**EXERCISE MATERIAL:**
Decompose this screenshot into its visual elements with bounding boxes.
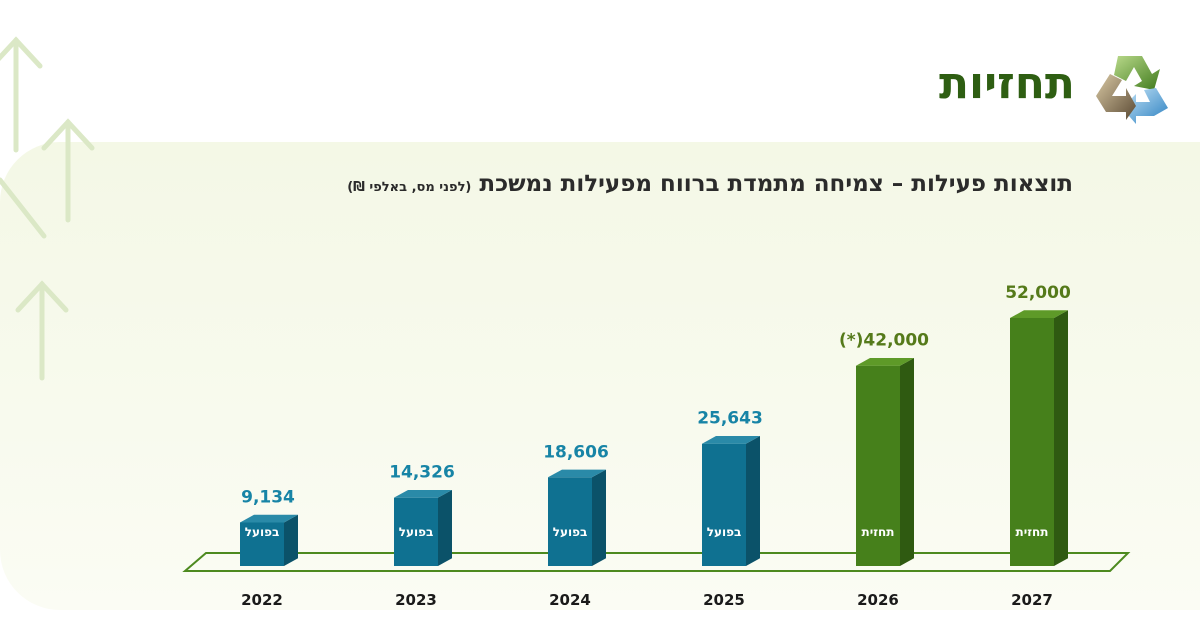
chart-floor bbox=[182, 552, 1131, 572]
bar-2027 bbox=[1010, 318, 1054, 566]
bar-label-2022: בפועל bbox=[245, 525, 280, 539]
bar-side-2024 bbox=[592, 469, 606, 566]
value-label-2025: 25,643 bbox=[697, 409, 763, 429]
bar-side-2023 bbox=[438, 489, 452, 566]
value-label-2022: 9,134 bbox=[241, 487, 295, 507]
bar-top-2026 bbox=[856, 357, 914, 366]
x-tick-label-2027: 2027 bbox=[1011, 591, 1053, 609]
value-label-2024: 18,606 bbox=[543, 442, 609, 462]
bar-label-2023: בפועל bbox=[399, 525, 434, 539]
bar-label-2027: תחזית bbox=[1016, 525, 1049, 539]
bar-side-2026 bbox=[900, 357, 914, 566]
bar-top-2022 bbox=[240, 514, 298, 523]
chart-title-block: תוצאות פעילות – צמיחה מתמדת ברווח מפעילו… bbox=[347, 171, 1073, 197]
bar-2022 bbox=[240, 522, 284, 566]
bar-side-2027 bbox=[1054, 310, 1068, 566]
recycle-icon bbox=[1096, 56, 1168, 124]
value-label-2027: 52,000 bbox=[1005, 283, 1071, 303]
bar-label-2025: בפועל bbox=[707, 525, 742, 539]
x-tick-label-2025: 2025 bbox=[703, 591, 745, 609]
x-tick-label-2022: 2022 bbox=[241, 591, 283, 609]
chart-subtitle: (לפני מס, באלפי ₪) bbox=[347, 180, 472, 195]
bar-top-2023 bbox=[394, 489, 452, 498]
x-tick-label-2026: 2026 bbox=[857, 591, 899, 609]
bar-label-2024: בפועל bbox=[553, 525, 588, 539]
bar-2023 bbox=[394, 497, 438, 566]
chart-title: תוצאות פעילות – צמיחה מתמדת ברווח מפעילו… bbox=[479, 171, 1073, 197]
page-title: תחזיות bbox=[938, 58, 1075, 109]
bar-top-2027 bbox=[1010, 310, 1068, 318]
bar-side-2022 bbox=[284, 514, 298, 566]
decorative-arrows-icon bbox=[0, 36, 95, 381]
x-tick-label-2023: 2023 bbox=[395, 591, 437, 609]
value-label-2023: 14,326 bbox=[389, 463, 455, 483]
bar-2024 bbox=[548, 477, 592, 566]
value-label-2026: (*)42,000 bbox=[839, 331, 929, 351]
bar-top-2024 bbox=[548, 469, 606, 478]
x-tick-label-2024: 2024 bbox=[549, 591, 591, 609]
bar-2026 bbox=[856, 365, 900, 566]
bar-label-2026: תחזית bbox=[862, 525, 895, 539]
bar-2025 bbox=[702, 443, 746, 566]
bar-side-2025 bbox=[746, 436, 760, 566]
bar-top-2025 bbox=[702, 436, 760, 444]
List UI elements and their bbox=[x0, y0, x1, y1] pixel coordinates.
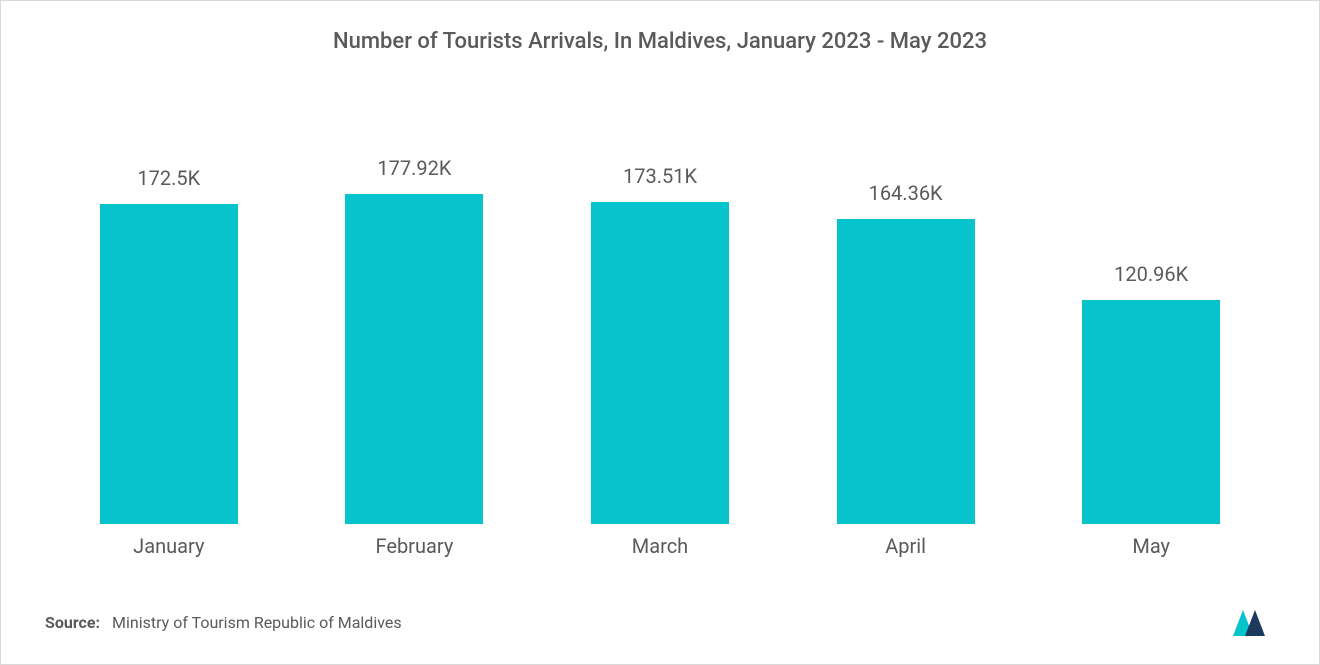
x-tick-march: March bbox=[552, 534, 768, 558]
x-tick-may: May bbox=[1043, 534, 1259, 558]
source-label: Source: bbox=[45, 613, 100, 632]
x-tick-january: January bbox=[61, 534, 277, 558]
plot-area: 172.5K 177.92K 173.51K 164.36K 120.96K bbox=[41, 64, 1279, 524]
bar-may bbox=[1082, 300, 1220, 524]
bar-value-label: 177.92K bbox=[377, 156, 451, 180]
bar-group-april: 164.36K bbox=[798, 181, 1014, 524]
x-axis: January February March April May bbox=[41, 524, 1279, 558]
bar-group-march: 173.51K bbox=[552, 164, 768, 524]
source-line: Source: Ministry of Tourism Republic of … bbox=[45, 613, 402, 632]
bar-value-label: 173.51K bbox=[623, 164, 697, 188]
bar-value-label: 172.5K bbox=[137, 166, 200, 190]
chart-title: Number of Tourists Arrivals, In Maldives… bbox=[41, 29, 1279, 54]
bar-march bbox=[591, 202, 729, 524]
x-tick-april: April bbox=[798, 534, 1014, 558]
bar-value-label: 120.96K bbox=[1114, 262, 1188, 286]
bar-february bbox=[345, 194, 483, 524]
bar-group-may: 120.96K bbox=[1043, 262, 1259, 524]
bar-value-label: 164.36K bbox=[869, 181, 943, 205]
mordor-logo-icon bbox=[1219, 604, 1275, 640]
chart-footer: Source: Ministry of Tourism Republic of … bbox=[41, 598, 1279, 644]
bar-group-january: 172.5K bbox=[61, 166, 277, 524]
bar-january bbox=[100, 204, 238, 524]
chart-container: Number of Tourists Arrivals, In Maldives… bbox=[0, 0, 1320, 665]
bar-group-february: 177.92K bbox=[307, 156, 523, 524]
x-tick-february: February bbox=[307, 534, 523, 558]
bar-april bbox=[837, 219, 975, 524]
source-text: Ministry of Tourism Republic of Maldives bbox=[112, 613, 402, 632]
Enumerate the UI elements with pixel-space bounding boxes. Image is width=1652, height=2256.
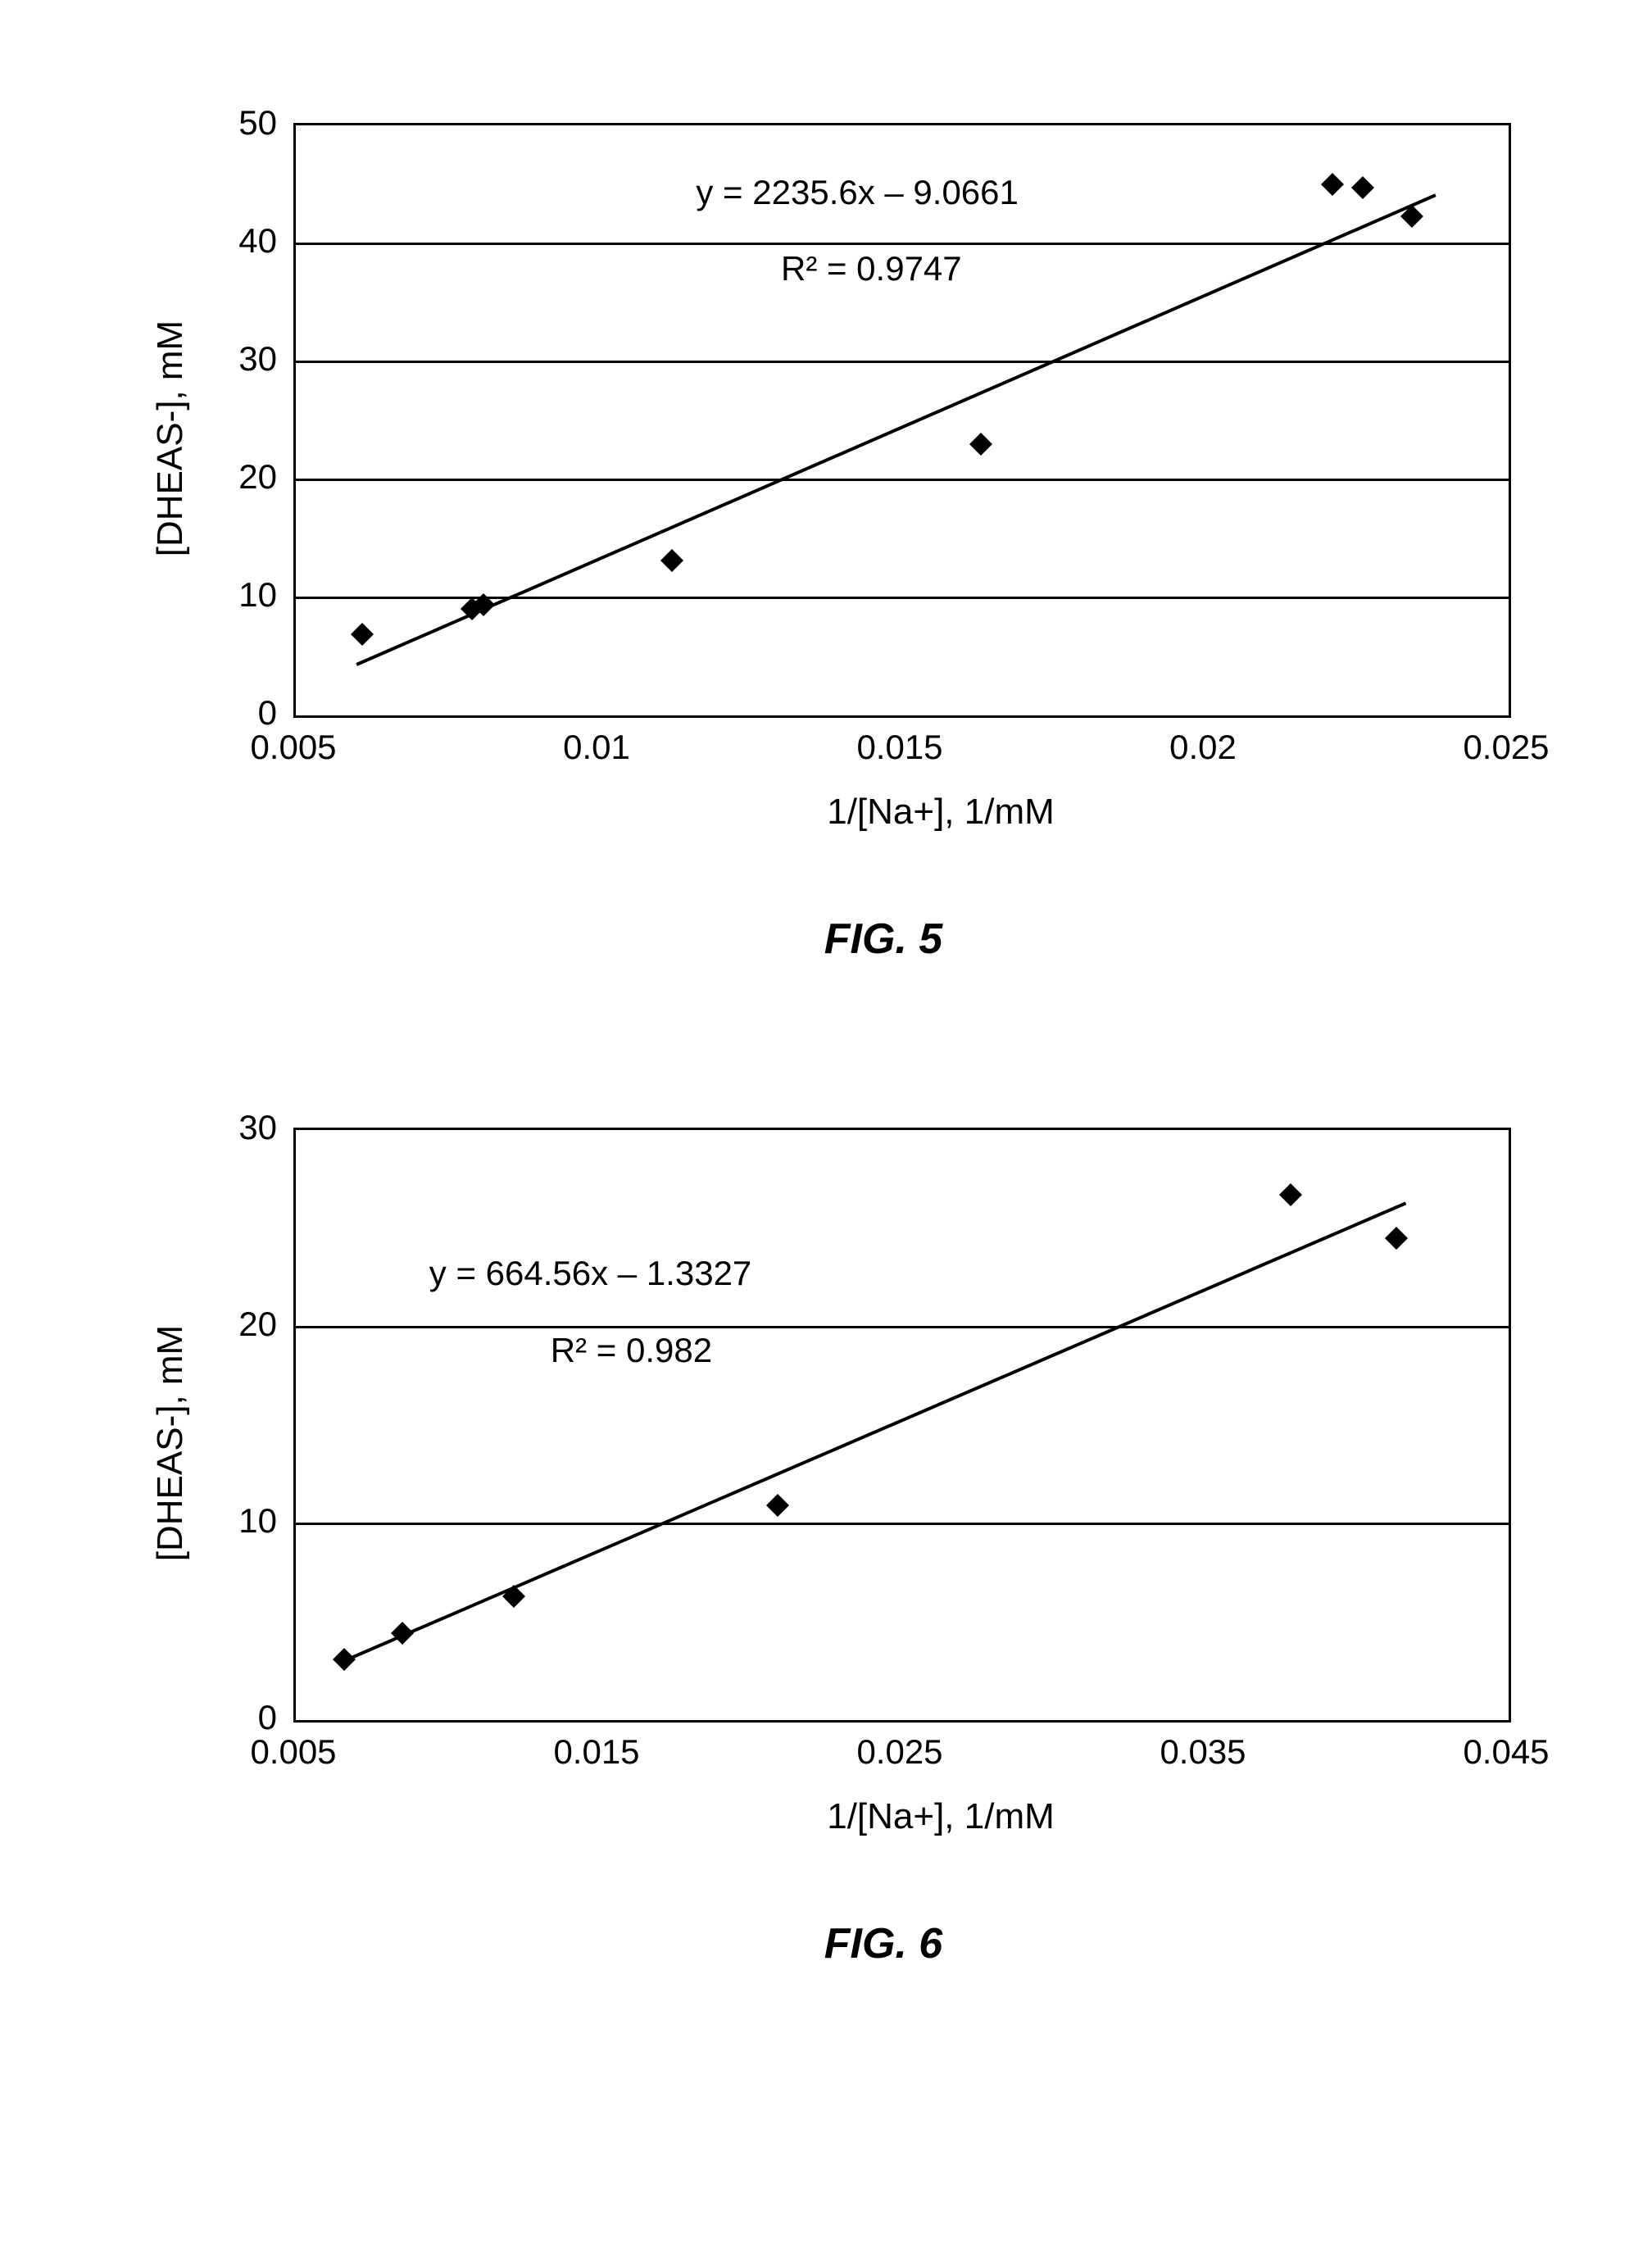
- fig6-r2: R² = 0.982: [551, 1331, 712, 1370]
- fig5-x-axis-label: 1/[Na+], 1/mM: [334, 792, 1547, 833]
- y-tick-label: 10: [203, 575, 277, 615]
- x-tick-label: 0.025: [826, 1732, 974, 1772]
- gridline: [296, 1326, 1509, 1328]
- fig5-r2: R² = 0.9747: [781, 249, 962, 288]
- y-tick-label: 40: [203, 221, 277, 261]
- y-tick-label: 10: [203, 1501, 277, 1541]
- y-tick-label: 50: [203, 103, 277, 143]
- fig5-caption: FIG. 5: [824, 915, 942, 964]
- data-point: [969, 433, 992, 456]
- y-tick-label: 30: [203, 339, 277, 379]
- fig5-y-axis-label: [DHEAS-], mM: [150, 275, 191, 602]
- data-point: [660, 549, 683, 572]
- fig6-equation: y = 664.56x – 1.3327: [429, 1254, 751, 1293]
- data-point: [766, 1494, 789, 1517]
- figure-5: [DHEAS-], mM y = 2235.6x – 9.0661 R² = 0…: [0, 0, 1652, 964]
- data-point: [1385, 1227, 1408, 1250]
- gridline: [296, 1523, 1509, 1525]
- data-point: [391, 1622, 414, 1645]
- y-tick-label: 20: [203, 1305, 277, 1344]
- figure-6: [DHEAS-], mM y = 664.56x – 1.3327 R² = 0…: [0, 1128, 1652, 1968]
- x-tick-label: 0.015: [523, 1732, 670, 1772]
- data-point: [333, 1648, 356, 1671]
- y-tick-label: 0: [203, 693, 277, 733]
- fig6-plot-area: y = 664.56x – 1.3327 R² = 0.982: [293, 1128, 1511, 1723]
- gridline: [296, 361, 1509, 363]
- fig6-x-axis-label: 1/[Na+], 1/mM: [334, 1796, 1547, 1837]
- x-tick-label: 0.005: [220, 1732, 367, 1772]
- x-tick-label: 0.025: [1432, 728, 1580, 767]
- data-point: [351, 623, 374, 646]
- y-tick-label: 30: [203, 1108, 277, 1147]
- data-point: [1400, 205, 1423, 228]
- x-tick-label: 0.015: [826, 728, 974, 767]
- x-tick-label: 0.005: [220, 728, 367, 767]
- data-point: [502, 1585, 525, 1608]
- fig5-plot-area: y = 2235.6x – 9.0661 R² = 0.9747: [293, 123, 1511, 718]
- x-tick-label: 0.045: [1432, 1732, 1580, 1772]
- y-tick-label: 20: [203, 457, 277, 497]
- fig6-caption: FIG. 6: [824, 1919, 942, 1968]
- fig6-y-axis-label: [DHEAS-], mM: [150, 1279, 191, 1607]
- x-tick-label: 0.01: [523, 728, 670, 767]
- y-tick-label: 0: [203, 1698, 277, 1737]
- x-tick-label: 0.035: [1129, 1732, 1277, 1772]
- data-point: [1279, 1183, 1302, 1206]
- data-point: [472, 593, 495, 616]
- data-point: [1321, 173, 1344, 196]
- x-tick-label: 0.02: [1129, 728, 1277, 767]
- fig5-equation: y = 2235.6x – 9.0661: [696, 173, 1018, 212]
- data-point: [1351, 176, 1374, 199]
- gridline: [296, 479, 1509, 481]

**YOUR INSTRUCTIONS:**
Copy verbatim the lines of the material starting at the line containing "- fig6-r2: R² = 0.982: [551, 1331, 712, 1370]" and ending at the line containing "- gridline: [296, 361, 1509, 363]", both included.

**SOLUTION TO THIS TASK:**
- fig6-r2: R² = 0.982: [551, 1331, 712, 1370]
- fig5-x-axis-label: 1/[Na+], 1/mM: [334, 792, 1547, 833]
- y-tick-label: 10: [203, 575, 277, 615]
- x-tick-label: 0.025: [826, 1732, 974, 1772]
- gridline: [296, 1326, 1509, 1328]
- fig5-r2: R² = 0.9747: [781, 249, 962, 288]
- y-tick-label: 40: [203, 221, 277, 261]
- y-tick-label: 10: [203, 1501, 277, 1541]
- y-tick-label: 50: [203, 103, 277, 143]
- fig5-caption: FIG. 5: [824, 915, 942, 964]
- data-point: [969, 433, 992, 456]
- y-tick-label: 30: [203, 339, 277, 379]
- fig5-y-axis-label: [DHEAS-], mM: [150, 275, 191, 602]
- data-point: [660, 549, 683, 572]
- fig6-equation: y = 664.56x – 1.3327: [429, 1254, 751, 1293]
- data-point: [766, 1494, 789, 1517]
- figure-5: [DHEAS-], mM y = 2235.6x – 9.0661 R² = 0…: [0, 0, 1652, 964]
- data-point: [1385, 1227, 1408, 1250]
- gridline: [296, 1523, 1509, 1525]
- data-point: [391, 1622, 414, 1645]
- y-tick-label: 20: [203, 1305, 277, 1344]
- figure-6: [DHEAS-], mM y = 664.56x – 1.3327 R² = 0…: [0, 1128, 1652, 1968]
- x-tick-label: 0.015: [523, 1732, 670, 1772]
- data-point: [333, 1648, 356, 1671]
- y-tick-label: 0: [203, 693, 277, 733]
- fig6-plot-area: y = 664.56x – 1.3327 R² = 0.982: [293, 1128, 1511, 1723]
- gridline: [296, 361, 1509, 363]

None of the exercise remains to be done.